Stated exercise. Look through the lines below and state how many hold the word "that". Write only the number.

Provided records.
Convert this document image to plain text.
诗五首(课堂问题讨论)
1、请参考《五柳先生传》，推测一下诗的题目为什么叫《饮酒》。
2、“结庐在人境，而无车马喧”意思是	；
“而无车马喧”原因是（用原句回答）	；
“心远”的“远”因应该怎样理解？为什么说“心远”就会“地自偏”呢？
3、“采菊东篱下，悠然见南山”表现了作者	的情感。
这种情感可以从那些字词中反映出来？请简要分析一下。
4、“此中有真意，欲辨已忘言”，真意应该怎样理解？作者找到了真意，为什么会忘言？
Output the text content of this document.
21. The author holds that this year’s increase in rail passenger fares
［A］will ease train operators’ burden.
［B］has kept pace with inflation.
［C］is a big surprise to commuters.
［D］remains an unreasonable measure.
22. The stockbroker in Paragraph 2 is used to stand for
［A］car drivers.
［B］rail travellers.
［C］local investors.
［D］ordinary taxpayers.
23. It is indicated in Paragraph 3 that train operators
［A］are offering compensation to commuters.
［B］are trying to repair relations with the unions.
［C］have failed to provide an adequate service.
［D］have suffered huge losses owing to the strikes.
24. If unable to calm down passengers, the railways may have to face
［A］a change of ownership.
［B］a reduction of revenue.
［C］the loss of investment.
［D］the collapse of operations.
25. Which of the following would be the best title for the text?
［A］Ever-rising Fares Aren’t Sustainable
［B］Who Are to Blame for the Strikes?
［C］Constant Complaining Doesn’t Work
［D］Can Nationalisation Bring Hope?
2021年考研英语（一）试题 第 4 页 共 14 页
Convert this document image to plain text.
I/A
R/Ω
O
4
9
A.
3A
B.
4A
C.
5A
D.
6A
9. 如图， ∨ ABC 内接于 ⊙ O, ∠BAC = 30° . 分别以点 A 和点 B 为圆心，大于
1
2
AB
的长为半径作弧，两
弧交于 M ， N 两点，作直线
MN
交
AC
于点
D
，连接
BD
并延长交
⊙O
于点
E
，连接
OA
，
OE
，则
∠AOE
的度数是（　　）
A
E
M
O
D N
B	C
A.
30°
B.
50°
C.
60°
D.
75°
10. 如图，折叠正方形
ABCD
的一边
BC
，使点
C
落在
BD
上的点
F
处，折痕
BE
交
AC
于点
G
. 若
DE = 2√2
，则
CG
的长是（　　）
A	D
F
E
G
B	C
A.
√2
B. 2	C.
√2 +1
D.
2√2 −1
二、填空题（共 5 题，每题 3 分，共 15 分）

Answer to the exercise. 2